What you are asked to do: Convert every line of the data below into a numbered list, leaving out any blank lines.

Element location data
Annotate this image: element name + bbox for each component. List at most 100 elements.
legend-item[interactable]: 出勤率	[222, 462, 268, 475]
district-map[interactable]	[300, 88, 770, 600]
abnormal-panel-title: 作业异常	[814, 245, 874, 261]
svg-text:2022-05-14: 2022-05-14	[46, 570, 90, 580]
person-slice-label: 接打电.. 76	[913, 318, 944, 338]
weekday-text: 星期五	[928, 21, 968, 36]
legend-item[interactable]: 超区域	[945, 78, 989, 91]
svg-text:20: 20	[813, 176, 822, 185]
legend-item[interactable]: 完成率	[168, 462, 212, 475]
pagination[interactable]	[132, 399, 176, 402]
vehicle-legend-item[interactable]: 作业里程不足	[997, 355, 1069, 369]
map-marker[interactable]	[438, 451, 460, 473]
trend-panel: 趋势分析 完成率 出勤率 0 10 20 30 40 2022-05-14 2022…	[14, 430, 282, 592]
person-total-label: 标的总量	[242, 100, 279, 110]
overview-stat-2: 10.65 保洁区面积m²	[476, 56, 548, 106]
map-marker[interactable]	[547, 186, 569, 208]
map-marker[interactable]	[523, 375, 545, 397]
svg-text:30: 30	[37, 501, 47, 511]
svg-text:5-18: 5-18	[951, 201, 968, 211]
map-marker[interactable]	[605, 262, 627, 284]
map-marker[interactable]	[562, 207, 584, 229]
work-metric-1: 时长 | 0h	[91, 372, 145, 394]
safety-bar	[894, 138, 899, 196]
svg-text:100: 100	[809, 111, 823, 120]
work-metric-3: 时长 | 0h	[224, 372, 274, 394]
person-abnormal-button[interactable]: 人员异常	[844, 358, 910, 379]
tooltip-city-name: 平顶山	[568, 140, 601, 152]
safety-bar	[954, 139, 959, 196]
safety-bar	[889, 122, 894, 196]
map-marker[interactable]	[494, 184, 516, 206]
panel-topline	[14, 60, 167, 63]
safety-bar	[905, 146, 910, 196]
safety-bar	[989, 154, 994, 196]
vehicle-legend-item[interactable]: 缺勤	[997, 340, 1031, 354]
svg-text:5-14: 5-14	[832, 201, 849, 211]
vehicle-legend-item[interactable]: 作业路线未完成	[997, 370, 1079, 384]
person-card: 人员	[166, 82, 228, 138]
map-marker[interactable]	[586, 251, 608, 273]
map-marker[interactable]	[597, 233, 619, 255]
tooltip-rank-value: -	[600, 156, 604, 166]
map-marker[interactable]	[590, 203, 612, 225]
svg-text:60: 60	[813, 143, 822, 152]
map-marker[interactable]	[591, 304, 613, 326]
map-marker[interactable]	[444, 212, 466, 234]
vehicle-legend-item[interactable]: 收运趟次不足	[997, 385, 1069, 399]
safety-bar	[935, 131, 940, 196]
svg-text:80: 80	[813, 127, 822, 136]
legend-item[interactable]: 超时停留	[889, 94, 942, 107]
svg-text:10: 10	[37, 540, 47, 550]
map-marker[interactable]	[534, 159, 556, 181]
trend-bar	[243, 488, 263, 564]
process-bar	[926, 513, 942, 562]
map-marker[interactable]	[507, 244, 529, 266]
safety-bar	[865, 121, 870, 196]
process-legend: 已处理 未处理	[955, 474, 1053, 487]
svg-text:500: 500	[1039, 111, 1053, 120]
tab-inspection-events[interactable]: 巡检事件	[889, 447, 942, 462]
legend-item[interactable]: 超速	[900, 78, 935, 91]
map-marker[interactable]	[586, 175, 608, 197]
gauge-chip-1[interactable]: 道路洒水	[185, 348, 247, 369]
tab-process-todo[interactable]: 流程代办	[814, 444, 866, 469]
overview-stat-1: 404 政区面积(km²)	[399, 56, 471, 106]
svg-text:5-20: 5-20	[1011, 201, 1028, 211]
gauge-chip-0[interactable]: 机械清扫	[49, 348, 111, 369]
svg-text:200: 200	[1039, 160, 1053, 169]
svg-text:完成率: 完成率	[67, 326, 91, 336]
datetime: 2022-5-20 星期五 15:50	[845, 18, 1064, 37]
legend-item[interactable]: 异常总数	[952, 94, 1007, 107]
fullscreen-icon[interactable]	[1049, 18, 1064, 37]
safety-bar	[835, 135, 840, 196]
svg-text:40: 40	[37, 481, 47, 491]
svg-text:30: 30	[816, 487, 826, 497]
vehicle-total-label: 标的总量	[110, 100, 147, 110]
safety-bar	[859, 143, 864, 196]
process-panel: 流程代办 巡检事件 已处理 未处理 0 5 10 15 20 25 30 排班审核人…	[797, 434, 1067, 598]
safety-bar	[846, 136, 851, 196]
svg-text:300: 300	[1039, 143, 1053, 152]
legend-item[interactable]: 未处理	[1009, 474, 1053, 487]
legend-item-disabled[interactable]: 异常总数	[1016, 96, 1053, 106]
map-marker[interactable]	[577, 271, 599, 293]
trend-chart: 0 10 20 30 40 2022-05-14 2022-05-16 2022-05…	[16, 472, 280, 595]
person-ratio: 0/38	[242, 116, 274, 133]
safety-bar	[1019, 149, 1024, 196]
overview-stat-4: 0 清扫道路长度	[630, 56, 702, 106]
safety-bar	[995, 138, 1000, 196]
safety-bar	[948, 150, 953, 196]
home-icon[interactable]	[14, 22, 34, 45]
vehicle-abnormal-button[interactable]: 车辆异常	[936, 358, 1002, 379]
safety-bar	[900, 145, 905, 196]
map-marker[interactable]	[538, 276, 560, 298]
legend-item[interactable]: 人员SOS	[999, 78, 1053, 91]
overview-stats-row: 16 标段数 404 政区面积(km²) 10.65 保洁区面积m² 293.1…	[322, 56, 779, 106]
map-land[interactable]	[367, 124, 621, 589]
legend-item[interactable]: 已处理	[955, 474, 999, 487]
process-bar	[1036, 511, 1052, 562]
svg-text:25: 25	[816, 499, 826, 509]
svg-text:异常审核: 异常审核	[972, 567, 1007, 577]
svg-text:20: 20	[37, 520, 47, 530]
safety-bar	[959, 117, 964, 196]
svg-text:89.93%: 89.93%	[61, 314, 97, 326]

Written answer:
1. Annotate this image: element name + bbox for each component. List at most 100 elements.
2. legend-item[interactable]: 出勤率	[222, 462, 268, 475]
3. district-map[interactable]	[300, 88, 770, 600]
4. abnormal-panel-title: 作业异常	[814, 245, 874, 261]
5. svg-text:2022-05-14: 2022-05-14	[46, 570, 90, 580]
6. person-slice-label: 接打电.. 76	[913, 318, 944, 338]
7. weekday-text: 星期五	[928, 21, 968, 36]
8. legend-item[interactable]: 超区域	[945, 78, 989, 91]
9. svg-text:20: 20	[813, 176, 822, 185]
10. legend-item[interactable]: 完成率	[168, 462, 212, 475]
11. pagination[interactable]	[132, 399, 176, 402]
12. vehicle-legend-item[interactable]: 作业里程不足	[997, 355, 1069, 369]
13. map-marker[interactable]	[438, 451, 460, 473]
14. trend-panel: 趋势分析 完成率 出勤率 0 10 20 30 40 2022-05-14 2022…	[14, 430, 282, 592]
15. person-total-label: 标的总量	[242, 100, 279, 110]
16. overview-stat-2: 10.65 保洁区面积m²	[476, 56, 548, 106]
17. map-marker[interactable]	[547, 186, 569, 208]
18. map-marker[interactable]	[523, 375, 545, 397]
19. svg-text:30: 30	[37, 501, 47, 511]
20. svg-text:5-18: 5-18	[951, 201, 968, 211]
21. map-marker[interactable]	[605, 262, 627, 284]
22. map-marker[interactable]	[562, 207, 584, 229]
23. work-metric-1: 时长 | 0h	[91, 372, 145, 394]
24. safety-bar	[894, 138, 899, 196]
25. svg-text:100: 100	[809, 111, 823, 120]
26. work-metric-3: 时长 | 0h	[224, 372, 274, 394]
27. person-abnormal-button[interactable]: 人员异常	[844, 358, 910, 379]
28. tooltip-city-name: 平顶山	[568, 140, 601, 152]
29. safety-bar	[954, 139, 959, 196]
30. safety-bar	[889, 122, 894, 196]
31. map-marker[interactable]	[494, 184, 516, 206]
32. panel-topline	[14, 60, 167, 63]
33. safety-bar	[905, 146, 910, 196]
34. safety-bar	[989, 154, 994, 196]
35. vehicle-legend-item[interactable]: 缺勤	[997, 340, 1031, 354]
36. svg-text:5-14: 5-14	[832, 201, 849, 211]
37. vehicle-legend-item[interactable]: 作业路线未完成	[997, 370, 1079, 384]
38. person-card: 人员	[166, 82, 228, 138]
39. map-marker[interactable]	[586, 251, 608, 273]
40. map-marker[interactable]	[597, 233, 619, 255]
41. tooltip-rank-value: -	[600, 156, 604, 166]
42. map-marker[interactable]	[590, 203, 612, 225]
43. svg-text:60: 60	[813, 143, 822, 152]
44. map-marker[interactable]	[591, 304, 613, 326]
45. map-marker[interactable]	[444, 212, 466, 234]
46. vehicle-legend-item[interactable]: 收运趟次不足	[997, 385, 1069, 399]
47. safety-bar	[935, 131, 940, 196]
48. svg-text:80: 80	[813, 127, 822, 136]
49. legend-item[interactable]: 超时停留	[889, 94, 942, 107]
50. svg-text:10: 10	[37, 540, 47, 550]
51. map-marker[interactable]	[534, 159, 556, 181]
52. trend-bar	[243, 488, 263, 564]
53. process-bar	[926, 513, 942, 562]
54. map-marker[interactable]	[507, 244, 529, 266]
55. safety-bar	[865, 121, 870, 196]
56. process-legend: 已处理 未处理	[955, 474, 1053, 487]
57. svg-text:500: 500	[1039, 111, 1053, 120]
58. tab-inspection-events[interactable]: 巡检事件	[889, 447, 942, 462]
59. legend-item[interactable]: 超速	[900, 78, 935, 91]
60. map-marker[interactable]	[586, 175, 608, 197]
61. gauge-chip-1[interactable]: 道路洒水	[185, 348, 247, 369]
62. tab-process-todo[interactable]: 流程代办	[814, 444, 866, 469]
63. overview-stat-1: 404 政区面积(km²)	[399, 56, 471, 106]
64. svg-text:5-20: 5-20	[1011, 201, 1028, 211]
65. gauge-chip-0[interactable]: 机械清扫	[49, 348, 111, 369]
66. svg-text:200: 200	[1039, 160, 1053, 169]
67. svg-text:完成率: 完成率	[67, 326, 91, 336]
68. datetime: 2022-5-20 星期五 15:50	[845, 18, 1064, 37]
69. legend-item[interactable]: 异常总数	[952, 94, 1007, 107]
70. fullscreen-icon[interactable]	[1049, 18, 1064, 37]
71. safety-bar	[835, 135, 840, 196]
72. svg-text:40: 40	[37, 481, 47, 491]
73. svg-text:30: 30	[816, 487, 826, 497]
74. vehicle-total-label: 标的总量	[110, 100, 147, 110]
75. safety-bar	[859, 143, 864, 196]
76. process-panel: 流程代办 巡检事件 已处理 未处理 0 5 10 15 20 25 30 排班审核人…	[797, 434, 1067, 598]
77. safety-bar	[846, 136, 851, 196]
78. svg-text:300: 300	[1039, 143, 1053, 152]
79. legend-item[interactable]: 未处理	[1009, 474, 1053, 487]
80. legend-item-disabled[interactable]: 异常总数	[1016, 96, 1053, 106]
81. map-marker[interactable]	[577, 271, 599, 293]
82. trend-chart: 0 10 20 30 40 2022-05-14 2022-05-16 2022-05…	[16, 472, 280, 595]
83. person-ratio: 0/38	[242, 116, 274, 133]
84. safety-bar	[1019, 149, 1024, 196]
85. overview-stat-4: 0 清扫道路长度	[630, 56, 702, 106]
86. safety-bar	[995, 138, 1000, 196]
87. safety-bar	[948, 150, 953, 196]
88. home-icon[interactable]	[14, 22, 34, 45]
89. vehicle-abnormal-button[interactable]: 车辆异常	[936, 358, 1002, 379]
90. safety-bar	[900, 145, 905, 196]
91. map-marker[interactable]	[538, 276, 560, 298]
92. legend-item[interactable]: 人员SOS	[999, 78, 1053, 91]
93. overview-stats-row: 16 标段数 404 政区面积(km²) 10.65 保洁区面积m² 293.1…	[322, 56, 779, 106]
94. map-land[interactable]	[367, 124, 621, 589]
95. legend-item[interactable]: 已处理	[955, 474, 999, 487]
96. process-bar	[1036, 511, 1052, 562]
97. svg-text:25: 25	[816, 499, 826, 509]
98. svg-text:异常审核: 异常审核	[972, 567, 1007, 577]
99. svg-text:20: 20	[37, 520, 47, 530]
100. safety-bar	[959, 117, 964, 196]
101. svg-text:89.93%: 89.93%	[61, 314, 97, 326]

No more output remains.